[Saved entries]

-------------------------

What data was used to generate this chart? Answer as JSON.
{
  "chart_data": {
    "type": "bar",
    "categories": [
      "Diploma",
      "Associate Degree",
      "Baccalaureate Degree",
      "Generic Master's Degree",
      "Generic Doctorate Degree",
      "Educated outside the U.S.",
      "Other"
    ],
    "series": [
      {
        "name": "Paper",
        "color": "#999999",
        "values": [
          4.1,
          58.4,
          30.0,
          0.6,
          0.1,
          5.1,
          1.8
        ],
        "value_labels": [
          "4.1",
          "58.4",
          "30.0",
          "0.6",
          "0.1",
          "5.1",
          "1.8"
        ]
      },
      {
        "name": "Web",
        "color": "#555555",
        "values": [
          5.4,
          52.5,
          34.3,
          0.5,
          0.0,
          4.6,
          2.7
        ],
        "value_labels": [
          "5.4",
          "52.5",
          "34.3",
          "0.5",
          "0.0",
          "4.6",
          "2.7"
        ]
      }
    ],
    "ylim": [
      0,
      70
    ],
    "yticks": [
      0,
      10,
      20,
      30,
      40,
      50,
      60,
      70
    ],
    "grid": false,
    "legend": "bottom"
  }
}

-------------------------

Required work:
Output an exact copy of each record.

Result of this exercise:
What data was used to generate this chart? Answer as JSON.
{
  "chart_data": {
    "type": "bar",
    "categories": [
      "Diploma",
      "Associate Degree",
      "Baccalaureate Degree",
      "Generic Master's Degree",
      "Generic Doctorate Degree",
      "Educated outside the U.S.",
      "Other"
    ],
    "series": [
      {
        "name": "Paper",
        "color": "#999999",
        "values": [
          4.1,
          58.4,
          30.0,
          0.6,
          0.1,
          5.1,
          1.8
        ],
        "value_labels": [
          "4.1",
          "58.4",
          "30.0",
          "0.6",
          "0.1",
          "5.1",
          "1.8"
        ]
      },
      {
        "name": "Web",
        "color": "#555555",
        "values": [
          5.4,
          52.5,
          34.3,
          0.5,
          0.0,
          4.6,
          2.7
        ],
        "value_labels": [
          "5.4",
          "52.5",
          "34.3",
          "0.5",
          "0.0",
          "4.6",
          "2.7"
        ]
      }
    ],
    "ylim": [
      0,
      70
    ],
    "yticks": [
      0,
      10,
      20,
      30,
      40,
      50,
      60,
      70
    ],
    "grid": false,
    "legend": "bottom"
  }
}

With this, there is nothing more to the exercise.